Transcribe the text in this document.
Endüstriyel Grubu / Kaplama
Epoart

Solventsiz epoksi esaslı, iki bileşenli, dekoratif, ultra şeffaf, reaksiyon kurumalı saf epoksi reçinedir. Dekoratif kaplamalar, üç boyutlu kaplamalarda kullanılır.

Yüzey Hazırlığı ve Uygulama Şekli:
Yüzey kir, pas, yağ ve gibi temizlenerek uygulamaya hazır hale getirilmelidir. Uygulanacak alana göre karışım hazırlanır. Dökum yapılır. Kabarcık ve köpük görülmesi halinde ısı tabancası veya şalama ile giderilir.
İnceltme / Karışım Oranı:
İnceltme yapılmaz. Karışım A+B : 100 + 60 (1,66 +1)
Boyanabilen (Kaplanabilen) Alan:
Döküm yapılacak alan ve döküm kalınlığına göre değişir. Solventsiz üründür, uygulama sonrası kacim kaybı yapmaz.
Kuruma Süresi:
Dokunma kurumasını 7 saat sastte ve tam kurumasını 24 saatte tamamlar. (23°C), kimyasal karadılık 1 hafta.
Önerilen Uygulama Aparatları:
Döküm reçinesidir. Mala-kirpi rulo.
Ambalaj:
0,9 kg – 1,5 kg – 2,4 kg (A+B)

**Goal**
Output the records above in their entirety, exactly.

**The answer**
Transcribe the text in this document.
Endüstriyel Grubu / Kaplama
Epoart

Solventsiz epoksi esaslı, iki bileşenli, dekoratif, ultra şeffaf, reaksiyon kurumalı saf epoksi reçinedir. Dekoratif kaplamalar, üç boyutlu kaplamalarda kullanılır.

Yüzey Hazırlığı ve Uygulama Şekli:
Yüzey kir, pas, yağ ve gibi temizlenerek uygulamaya hazır hale getirilmelidir. Uygulanacak alana göre karışım hazırlanır. Dökum yapılır. Kabarcık ve köpük görülmesi halinde ısı tabancası veya şalama ile giderilir.
İnceltme / Karışım Oranı:
İnceltme yapılmaz. Karışım A+B : 100 + 60 (1,66 +1)
Boyanabilen (Kaplanabilen) Alan:
Döküm yapılacak alan ve döküm kalınlığına göre değişir. Solventsiz üründür, uygulama sonrası kacim kaybı yapmaz.
Kuruma Süresi:
Dokunma kurumasını 7 saat sastte ve tam kurumasını 24 saatte tamamlar. (23°C), kimyasal karadılık 1 hafta.
Önerilen Uygulama Aparatları:
Döküm reçinesidir. Mala-kirpi rulo.
Ambalaj:
0,9 kg – 1,5 kg – 2,4 kg (A+B)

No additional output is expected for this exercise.